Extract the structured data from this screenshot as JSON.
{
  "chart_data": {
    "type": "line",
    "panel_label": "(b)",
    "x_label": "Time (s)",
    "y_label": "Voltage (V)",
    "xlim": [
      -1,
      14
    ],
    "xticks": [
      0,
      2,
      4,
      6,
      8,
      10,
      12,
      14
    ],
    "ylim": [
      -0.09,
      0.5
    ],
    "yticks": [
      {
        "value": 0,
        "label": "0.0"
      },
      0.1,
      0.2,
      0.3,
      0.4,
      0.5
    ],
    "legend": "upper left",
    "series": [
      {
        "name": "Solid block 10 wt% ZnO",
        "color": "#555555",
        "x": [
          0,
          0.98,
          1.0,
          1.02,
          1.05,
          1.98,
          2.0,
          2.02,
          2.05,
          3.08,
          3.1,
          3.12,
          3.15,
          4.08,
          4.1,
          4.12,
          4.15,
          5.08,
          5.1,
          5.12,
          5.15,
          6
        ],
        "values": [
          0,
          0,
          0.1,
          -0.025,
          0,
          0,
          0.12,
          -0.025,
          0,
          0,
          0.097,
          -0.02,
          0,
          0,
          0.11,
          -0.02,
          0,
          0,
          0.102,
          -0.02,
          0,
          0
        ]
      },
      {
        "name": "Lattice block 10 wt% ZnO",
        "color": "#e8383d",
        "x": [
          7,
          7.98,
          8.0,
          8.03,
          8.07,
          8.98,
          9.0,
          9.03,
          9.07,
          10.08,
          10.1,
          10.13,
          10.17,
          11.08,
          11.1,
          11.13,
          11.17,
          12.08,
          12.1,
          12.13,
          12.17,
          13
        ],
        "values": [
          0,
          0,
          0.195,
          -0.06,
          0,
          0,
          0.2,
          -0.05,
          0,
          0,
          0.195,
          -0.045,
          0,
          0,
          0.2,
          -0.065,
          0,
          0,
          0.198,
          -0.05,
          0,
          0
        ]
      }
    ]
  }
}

#### Aim:
Only lines that contain the word "name" are wanted; copy each of them.

#### Exercise output:
        "name": "Solid block 10 wt% ZnO",
        "name": "Lattice block 10 wt% ZnO",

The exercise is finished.